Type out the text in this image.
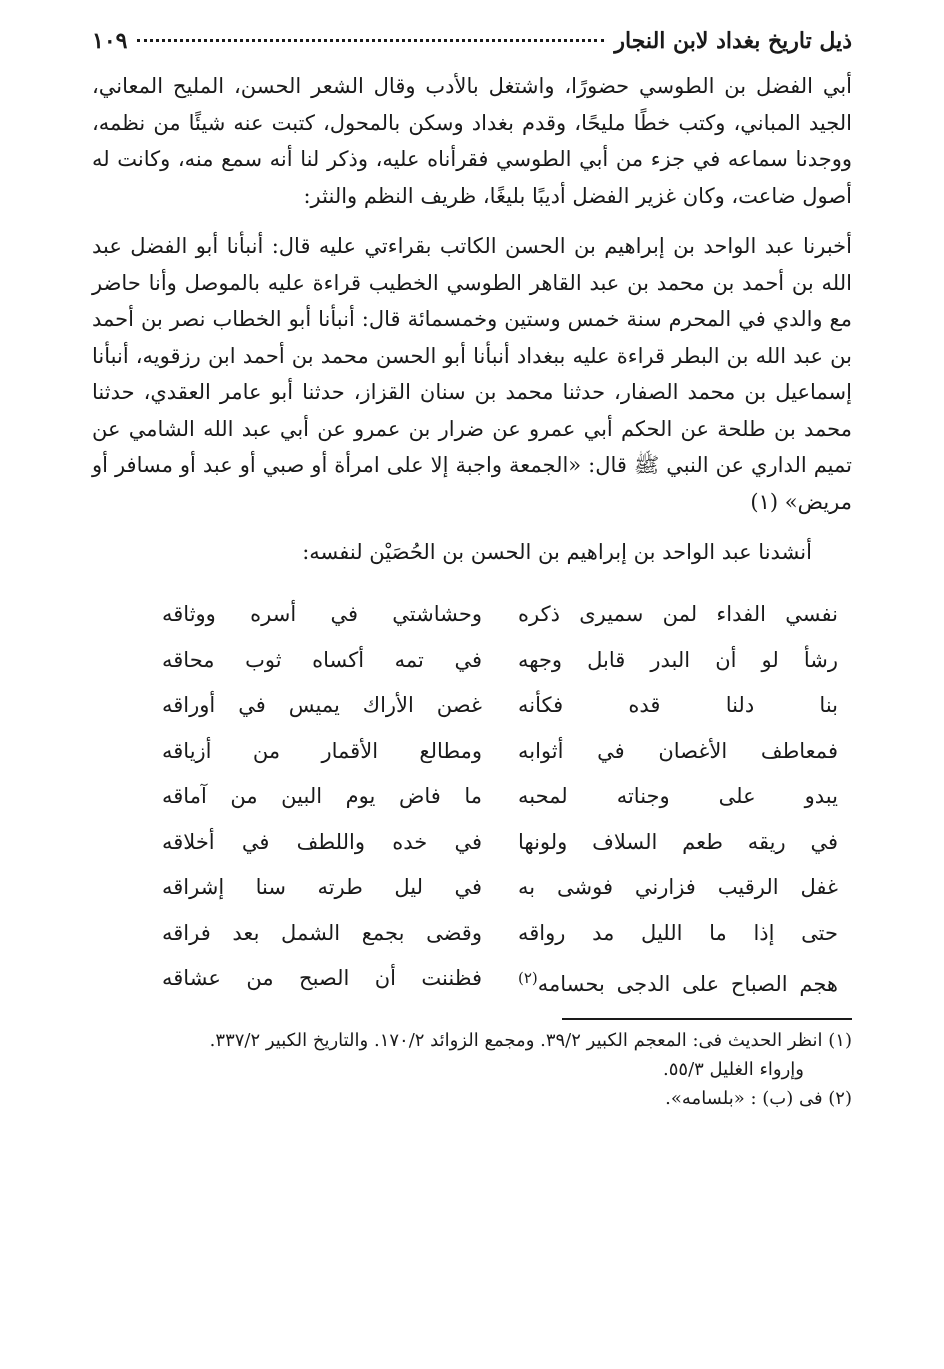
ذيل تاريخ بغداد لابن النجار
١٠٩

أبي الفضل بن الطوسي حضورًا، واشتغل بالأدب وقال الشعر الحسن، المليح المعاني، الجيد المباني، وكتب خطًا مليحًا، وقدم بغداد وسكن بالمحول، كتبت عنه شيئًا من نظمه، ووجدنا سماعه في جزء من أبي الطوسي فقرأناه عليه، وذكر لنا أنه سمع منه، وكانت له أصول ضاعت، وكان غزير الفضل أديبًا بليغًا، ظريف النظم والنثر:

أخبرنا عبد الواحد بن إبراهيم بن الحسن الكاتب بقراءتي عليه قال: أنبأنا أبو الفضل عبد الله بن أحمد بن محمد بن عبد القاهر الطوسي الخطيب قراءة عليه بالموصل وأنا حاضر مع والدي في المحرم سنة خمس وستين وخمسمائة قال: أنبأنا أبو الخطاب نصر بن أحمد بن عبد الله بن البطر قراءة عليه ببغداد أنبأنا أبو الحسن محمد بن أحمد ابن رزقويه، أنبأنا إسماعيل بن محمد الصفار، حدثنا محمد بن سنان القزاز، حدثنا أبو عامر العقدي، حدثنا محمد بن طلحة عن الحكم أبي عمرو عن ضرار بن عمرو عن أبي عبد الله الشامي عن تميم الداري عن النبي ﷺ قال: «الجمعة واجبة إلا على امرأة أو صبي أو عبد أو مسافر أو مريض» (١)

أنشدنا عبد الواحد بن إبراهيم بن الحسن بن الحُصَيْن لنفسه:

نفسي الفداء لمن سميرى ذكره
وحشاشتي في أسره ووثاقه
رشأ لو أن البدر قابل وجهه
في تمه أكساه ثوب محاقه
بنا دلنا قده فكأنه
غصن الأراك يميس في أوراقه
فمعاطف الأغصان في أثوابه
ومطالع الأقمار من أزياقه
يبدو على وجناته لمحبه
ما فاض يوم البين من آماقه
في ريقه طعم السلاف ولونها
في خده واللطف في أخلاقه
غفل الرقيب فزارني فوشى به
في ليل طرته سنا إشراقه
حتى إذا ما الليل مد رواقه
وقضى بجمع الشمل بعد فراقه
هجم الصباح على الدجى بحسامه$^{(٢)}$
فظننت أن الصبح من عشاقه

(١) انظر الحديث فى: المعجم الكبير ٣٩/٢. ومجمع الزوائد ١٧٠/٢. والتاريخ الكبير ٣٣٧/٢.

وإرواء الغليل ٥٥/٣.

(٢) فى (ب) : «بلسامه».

Goal:
Repeat every record above exactly, but leave out any pictures.

Written solution:
Type out the text in this image.
ذيل تاريخ بغداد لابن النجار
١٠٩

أبي الفضل بن الطوسي حضورًا، واشتغل بالأدب وقال الشعر الحسن، المليح المعاني، الجيد المباني، وكتب خطًا مليحًا، وقدم بغداد وسكن بالمحول، كتبت عنه شيئًا من نظمه، ووجدنا سماعه في جزء من أبي الطوسي فقرأناه عليه، وذكر لنا أنه سمع منه، وكانت له أصول ضاعت، وكان غزير الفضل أديبًا بليغًا، ظريف النظم والنثر:

أخبرنا عبد الواحد بن إبراهيم بن الحسن الكاتب بقراءتي عليه قال: أنبأنا أبو الفضل عبد الله بن أحمد بن محمد بن عبد القاهر الطوسي الخطيب قراءة عليه بالموصل وأنا حاضر مع والدي في المحرم سنة خمس وستين وخمسمائة قال: أنبأنا أبو الخطاب نصر بن أحمد بن عبد الله بن البطر قراءة عليه ببغداد أنبأنا أبو الحسن محمد بن أحمد ابن رزقويه، أنبأنا إسماعيل بن محمد الصفار، حدثنا محمد بن سنان القزاز، حدثنا أبو عامر العقدي، حدثنا محمد بن طلحة عن الحكم أبي عمرو عن ضرار بن عمرو عن أبي عبد الله الشامي عن تميم الداري عن النبي ﷺ قال: «الجمعة واجبة إلا على امرأة أو صبي أو عبد أو مسافر أو مريض» (١)

أنشدنا عبد الواحد بن إبراهيم بن الحسن بن الحُصَيْن لنفسه:

نفسي الفداء لمن سميرى ذكره
وحشاشتي في أسره ووثاقه
رشأ لو أن البدر قابل وجهه
في تمه أكساه ثوب محاقه
بنا دلنا قده فكأنه
غصن الأراك يميس في أوراقه
فمعاطف الأغصان في أثوابه
ومطالع الأقمار من أزياقه
يبدو على وجناته لمحبه
ما فاض يوم البين من آماقه
في ريقه طعم السلاف ولونها
في خده واللطف في أخلاقه
غفل الرقيب فزارني فوشى به
في ليل طرته سنا إشراقه
حتى إذا ما الليل مد رواقه
وقضى بجمع الشمل بعد فراقه
هجم الصباح على الدجى بحسامه$^{(٢)}$
فظننت أن الصبح من عشاقه

(١) انظر الحديث فى: المعجم الكبير ٣٩/٢. ومجمع الزوائد ١٧٠/٢. والتاريخ الكبير ٣٣٧/٢.

وإرواء الغليل ٥٥/٣.

(٢) فى (ب) : «بلسامه».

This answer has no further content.